* _GIVEN PROBLEM_
Reproduce the records below in full and without edits, omitting images.
# RECORDS SUPPLIED start
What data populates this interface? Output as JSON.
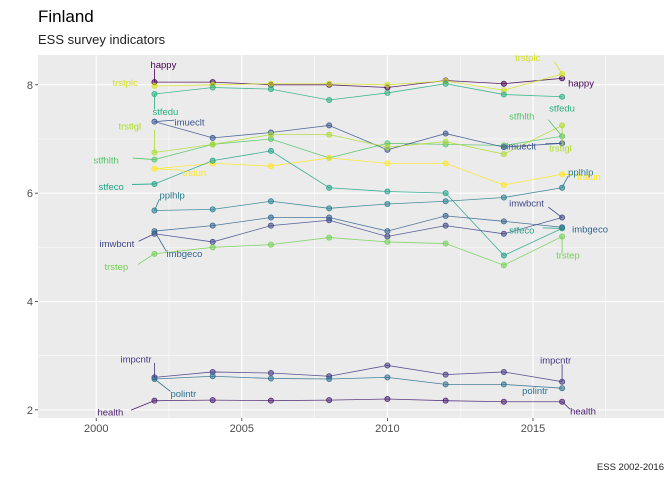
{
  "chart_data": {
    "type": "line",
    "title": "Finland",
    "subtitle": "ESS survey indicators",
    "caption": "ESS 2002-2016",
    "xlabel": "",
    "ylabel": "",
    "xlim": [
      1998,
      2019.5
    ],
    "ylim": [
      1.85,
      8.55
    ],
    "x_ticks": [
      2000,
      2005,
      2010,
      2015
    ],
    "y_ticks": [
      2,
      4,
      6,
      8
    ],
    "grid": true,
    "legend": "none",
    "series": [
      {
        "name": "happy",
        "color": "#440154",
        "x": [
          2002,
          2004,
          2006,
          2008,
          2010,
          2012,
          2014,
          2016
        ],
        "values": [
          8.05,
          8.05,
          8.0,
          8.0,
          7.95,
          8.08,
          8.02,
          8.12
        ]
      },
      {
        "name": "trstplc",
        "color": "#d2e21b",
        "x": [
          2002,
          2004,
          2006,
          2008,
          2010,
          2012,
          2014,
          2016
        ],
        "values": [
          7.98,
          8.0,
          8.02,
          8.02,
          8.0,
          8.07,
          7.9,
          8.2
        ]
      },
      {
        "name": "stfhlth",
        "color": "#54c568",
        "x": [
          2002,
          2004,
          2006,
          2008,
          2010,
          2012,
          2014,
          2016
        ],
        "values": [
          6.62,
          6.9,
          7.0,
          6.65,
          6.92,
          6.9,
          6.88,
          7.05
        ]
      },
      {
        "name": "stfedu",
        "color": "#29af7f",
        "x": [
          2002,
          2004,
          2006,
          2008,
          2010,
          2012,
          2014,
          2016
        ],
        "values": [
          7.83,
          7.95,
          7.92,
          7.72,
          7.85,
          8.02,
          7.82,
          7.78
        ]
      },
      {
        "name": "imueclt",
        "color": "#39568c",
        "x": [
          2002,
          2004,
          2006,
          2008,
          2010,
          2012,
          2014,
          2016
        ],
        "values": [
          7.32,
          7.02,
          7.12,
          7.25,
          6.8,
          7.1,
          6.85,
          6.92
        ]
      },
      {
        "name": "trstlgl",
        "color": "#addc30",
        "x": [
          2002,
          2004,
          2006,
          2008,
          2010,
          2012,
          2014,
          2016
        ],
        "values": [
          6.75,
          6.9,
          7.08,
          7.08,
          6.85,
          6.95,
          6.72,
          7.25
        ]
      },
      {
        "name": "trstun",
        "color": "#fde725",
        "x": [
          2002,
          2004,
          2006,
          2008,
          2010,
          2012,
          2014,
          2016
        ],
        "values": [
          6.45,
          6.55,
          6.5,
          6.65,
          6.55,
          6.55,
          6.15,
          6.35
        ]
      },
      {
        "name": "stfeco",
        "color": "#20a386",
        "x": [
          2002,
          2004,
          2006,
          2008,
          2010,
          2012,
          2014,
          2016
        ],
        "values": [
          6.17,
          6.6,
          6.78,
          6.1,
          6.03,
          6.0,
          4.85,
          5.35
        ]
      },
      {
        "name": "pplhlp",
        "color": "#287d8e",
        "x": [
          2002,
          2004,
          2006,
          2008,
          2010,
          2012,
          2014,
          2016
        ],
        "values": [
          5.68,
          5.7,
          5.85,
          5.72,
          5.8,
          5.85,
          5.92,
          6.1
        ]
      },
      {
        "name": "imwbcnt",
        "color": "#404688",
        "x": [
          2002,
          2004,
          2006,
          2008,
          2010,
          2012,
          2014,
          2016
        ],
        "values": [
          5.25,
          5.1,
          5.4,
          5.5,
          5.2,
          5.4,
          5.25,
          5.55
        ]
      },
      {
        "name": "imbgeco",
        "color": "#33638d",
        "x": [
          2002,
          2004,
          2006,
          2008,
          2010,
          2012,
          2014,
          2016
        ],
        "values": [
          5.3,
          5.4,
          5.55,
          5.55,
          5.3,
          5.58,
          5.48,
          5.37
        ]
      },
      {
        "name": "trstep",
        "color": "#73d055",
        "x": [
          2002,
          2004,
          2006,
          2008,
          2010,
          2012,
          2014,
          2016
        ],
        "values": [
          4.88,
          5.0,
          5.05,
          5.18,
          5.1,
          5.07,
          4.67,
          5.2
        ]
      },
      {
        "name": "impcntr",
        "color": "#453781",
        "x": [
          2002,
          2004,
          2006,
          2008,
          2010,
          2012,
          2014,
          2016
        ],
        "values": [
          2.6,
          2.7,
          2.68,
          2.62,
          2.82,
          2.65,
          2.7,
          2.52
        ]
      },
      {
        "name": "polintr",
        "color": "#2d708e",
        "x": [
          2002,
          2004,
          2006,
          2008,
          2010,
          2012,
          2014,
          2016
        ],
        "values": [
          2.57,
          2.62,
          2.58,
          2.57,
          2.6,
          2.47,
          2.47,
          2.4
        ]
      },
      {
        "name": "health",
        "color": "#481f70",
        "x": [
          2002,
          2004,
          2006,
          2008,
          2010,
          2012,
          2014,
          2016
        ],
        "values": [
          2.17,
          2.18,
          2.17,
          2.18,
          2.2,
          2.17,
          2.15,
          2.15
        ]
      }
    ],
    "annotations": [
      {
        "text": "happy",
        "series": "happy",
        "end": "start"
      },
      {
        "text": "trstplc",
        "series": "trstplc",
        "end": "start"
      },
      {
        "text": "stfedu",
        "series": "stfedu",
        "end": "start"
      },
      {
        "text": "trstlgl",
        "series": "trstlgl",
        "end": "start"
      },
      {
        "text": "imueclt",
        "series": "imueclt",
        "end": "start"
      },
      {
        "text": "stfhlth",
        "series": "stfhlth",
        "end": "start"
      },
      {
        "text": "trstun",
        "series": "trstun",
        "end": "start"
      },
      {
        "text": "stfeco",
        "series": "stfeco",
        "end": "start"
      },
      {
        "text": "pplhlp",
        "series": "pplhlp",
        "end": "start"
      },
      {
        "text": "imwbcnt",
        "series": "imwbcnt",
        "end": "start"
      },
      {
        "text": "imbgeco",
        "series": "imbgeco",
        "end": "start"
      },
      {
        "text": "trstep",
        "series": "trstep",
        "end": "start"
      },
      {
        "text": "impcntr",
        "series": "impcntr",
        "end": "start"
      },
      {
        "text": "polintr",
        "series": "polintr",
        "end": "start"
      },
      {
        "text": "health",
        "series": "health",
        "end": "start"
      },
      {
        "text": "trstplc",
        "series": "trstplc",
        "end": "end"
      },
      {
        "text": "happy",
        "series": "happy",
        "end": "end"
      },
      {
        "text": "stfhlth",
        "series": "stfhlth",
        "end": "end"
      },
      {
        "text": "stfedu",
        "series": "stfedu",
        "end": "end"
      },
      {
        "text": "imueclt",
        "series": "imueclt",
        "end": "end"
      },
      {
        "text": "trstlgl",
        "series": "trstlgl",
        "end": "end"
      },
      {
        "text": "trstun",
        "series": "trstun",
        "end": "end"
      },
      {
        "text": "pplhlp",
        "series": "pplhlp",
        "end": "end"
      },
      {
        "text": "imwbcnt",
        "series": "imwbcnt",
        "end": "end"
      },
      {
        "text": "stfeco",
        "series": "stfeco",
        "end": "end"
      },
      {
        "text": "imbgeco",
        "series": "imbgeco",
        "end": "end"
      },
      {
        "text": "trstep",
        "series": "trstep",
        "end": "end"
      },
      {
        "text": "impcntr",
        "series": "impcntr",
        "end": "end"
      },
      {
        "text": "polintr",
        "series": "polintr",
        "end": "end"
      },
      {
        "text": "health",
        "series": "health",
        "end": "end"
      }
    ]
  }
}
# RECORDS SUPPLIED end
* _RESULT OF THE EXERCISE_
What data populates this interface? Output as JSON.
{
  "chart_data": {
    "type": "line",
    "title": "Finland",
    "subtitle": "ESS survey indicators",
    "caption": "ESS 2002-2016",
    "xlabel": "",
    "ylabel": "",
    "xlim": [
      1998,
      2019.5
    ],
    "ylim": [
      1.85,
      8.55
    ],
    "x_ticks": [
      2000,
      2005,
      2010,
      2015
    ],
    "y_ticks": [
      2,
      4,
      6,
      8
    ],
    "grid": true,
    "legend": "none",
    "series": [
      {
        "name": "happy",
        "color": "#440154",
        "x": [
          2002,
          2004,
          2006,
          2008,
          2010,
          2012,
          2014,
          2016
        ],
        "values": [
          8.05,
          8.05,
          8.0,
          8.0,
          7.95,
          8.08,
          8.02,
          8.12
        ]
      },
      {
        "name": "trstplc",
        "color": "#d2e21b",
        "x": [
          2002,
          2004,
          2006,
          2008,
          2010,
          2012,
          2014,
          2016
        ],
        "values": [
          7.98,
          8.0,
          8.02,
          8.02,
          8.0,
          8.07,
          7.9,
          8.2
        ]
      },
      {
        "name": "stfhlth",
        "color": "#54c568",
        "x": [
          2002,
          2004,
          2006,
          2008,
          2010,
          2012,
          2014,
          2016
        ],
        "values": [
          6.62,
          6.9,
          7.0,
          6.65,
          6.92,
          6.9,
          6.88,
          7.05
        ]
      },
      {
        "name": "stfedu",
        "color": "#29af7f",
        "x": [
          2002,
          2004,
          2006,
          2008,
          2010,
          2012,
          2014,
          2016
        ],
        "values": [
          7.83,
          7.95,
          7.92,
          7.72,
          7.85,
          8.02,
          7.82,
          7.78
        ]
      },
      {
        "name": "imueclt",
        "color": "#39568c",
        "x": [
          2002,
          2004,
          2006,
          2008,
          2010,
          2012,
          2014,
          2016
        ],
        "values": [
          7.32,
          7.02,
          7.12,
          7.25,
          6.8,
          7.1,
          6.85,
          6.92
        ]
      },
      {
        "name": "trstlgl",
        "color": "#addc30",
        "x": [
          2002,
          2004,
          2006,
          2008,
          2010,
          2012,
          2014,
          2016
        ],
        "values": [
          6.75,
          6.9,
          7.08,
          7.08,
          6.85,
          6.95,
          6.72,
          7.25
        ]
      },
      {
        "name": "trstun",
        "color": "#fde725",
        "x": [
          2002,
          2004,
          2006,
          2008,
          2010,
          2012,
          2014,
          2016
        ],
        "values": [
          6.45,
          6.55,
          6.5,
          6.65,
          6.55,
          6.55,
          6.15,
          6.35
        ]
      },
      {
        "name": "stfeco",
        "color": "#20a386",
        "x": [
          2002,
          2004,
          2006,
          2008,
          2010,
          2012,
          2014,
          2016
        ],
        "values": [
          6.17,
          6.6,
          6.78,
          6.1,
          6.03,
          6.0,
          4.85,
          5.35
        ]
      },
      {
        "name": "pplhlp",
        "color": "#287d8e",
        "x": [
          2002,
          2004,
          2006,
          2008,
          2010,
          2012,
          2014,
          2016
        ],
        "values": [
          5.68,
          5.7,
          5.85,
          5.72,
          5.8,
          5.85,
          5.92,
          6.1
        ]
      },
      {
        "name": "imwbcnt",
        "color": "#404688",
        "x": [
          2002,
          2004,
          2006,
          2008,
          2010,
          2012,
          2014,
          2016
        ],
        "values": [
          5.25,
          5.1,
          5.4,
          5.5,
          5.2,
          5.4,
          5.25,
          5.55
        ]
      },
      {
        "name": "imbgeco",
        "color": "#33638d",
        "x": [
          2002,
          2004,
          2006,
          2008,
          2010,
          2012,
          2014,
          2016
        ],
        "values": [
          5.3,
          5.4,
          5.55,
          5.55,
          5.3,
          5.58,
          5.48,
          5.37
        ]
      },
      {
        "name": "trstep",
        "color": "#73d055",
        "x": [
          2002,
          2004,
          2006,
          2008,
          2010,
          2012,
          2014,
          2016
        ],
        "values": [
          4.88,
          5.0,
          5.05,
          5.18,
          5.1,
          5.07,
          4.67,
          5.2
        ]
      },
      {
        "name": "impcntr",
        "color": "#453781",
        "x": [
          2002,
          2004,
          2006,
          2008,
          2010,
          2012,
          2014,
          2016
        ],
        "values": [
          2.6,
          2.7,
          2.68,
          2.62,
          2.82,
          2.65,
          2.7,
          2.52
        ]
      },
      {
        "name": "polintr",
        "color": "#2d708e",
        "x": [
          2002,
          2004,
          2006,
          2008,
          2010,
          2012,
          2014,
          2016
        ],
        "values": [
          2.57,
          2.62,
          2.58,
          2.57,
          2.6,
          2.47,
          2.47,
          2.4
        ]
      },
      {
        "name": "health",
        "color": "#481f70",
        "x": [
          2002,
          2004,
          2006,
          2008,
          2010,
          2012,
          2014,
          2016
        ],
        "values": [
          2.17,
          2.18,
          2.17,
          2.18,
          2.2,
          2.17,
          2.15,
          2.15
        ]
      }
    ],
    "annotations": [
      {
        "text": "happy",
        "series": "happy",
        "end": "start"
      },
      {
        "text": "trstplc",
        "series": "trstplc",
        "end": "start"
      },
      {
        "text": "stfedu",
        "series": "stfedu",
        "end": "start"
      },
      {
        "text": "trstlgl",
        "series": "trstlgl",
        "end": "start"
      },
      {
        "text": "imueclt",
        "series": "imueclt",
        "end": "start"
      },
      {
        "text": "stfhlth",
        "series": "stfhlth",
        "end": "start"
      },
      {
        "text": "trstun",
        "series": "trstun",
        "end": "start"
      },
      {
        "text": "stfeco",
        "series": "stfeco",
        "end": "start"
      },
      {
        "text": "pplhlp",
        "series": "pplhlp",
        "end": "start"
      },
      {
        "text": "imwbcnt",
        "series": "imwbcnt",
        "end": "start"
      },
      {
        "text": "imbgeco",
        "series": "imbgeco",
        "end": "start"
      },
      {
        "text": "trstep",
        "series": "trstep",
        "end": "start"
      },
      {
        "text": "impcntr",
        "series": "impcntr",
        "end": "start"
      },
      {
        "text": "polintr",
        "series": "polintr",
        "end": "start"
      },
      {
        "text": "health",
        "series": "health",
        "end": "start"
      },
      {
        "text": "trstplc",
        "series": "trstplc",
        "end": "end"
      },
      {
        "text": "happy",
        "series": "happy",
        "end": "end"
      },
      {
        "text": "stfhlth",
        "series": "stfhlth",
        "end": "end"
      },
      {
        "text": "stfedu",
        "series": "stfedu",
        "end": "end"
      },
      {
        "text": "imueclt",
        "series": "imueclt",
        "end": "end"
      },
      {
        "text": "trstlgl",
        "series": "trstlgl",
        "end": "end"
      },
      {
        "text": "trstun",
        "series": "trstun",
        "end": "end"
      },
      {
        "text": "pplhlp",
        "series": "pplhlp",
        "end": "end"
      },
      {
        "text": "imwbcnt",
        "series": "imwbcnt",
        "end": "end"
      },
      {
        "text": "stfeco",
        "series": "stfeco",
        "end": "end"
      },
      {
        "text": "imbgeco",
        "series": "imbgeco",
        "end": "end"
      },
      {
        "text": "trstep",
        "series": "trstep",
        "end": "end"
      },
      {
        "text": "impcntr",
        "series": "impcntr",
        "end": "end"
      },
      {
        "text": "polintr",
        "series": "polintr",
        "end": "end"
      },
      {
        "text": "health",
        "series": "health",
        "end": "end"
      }
    ]
  }
}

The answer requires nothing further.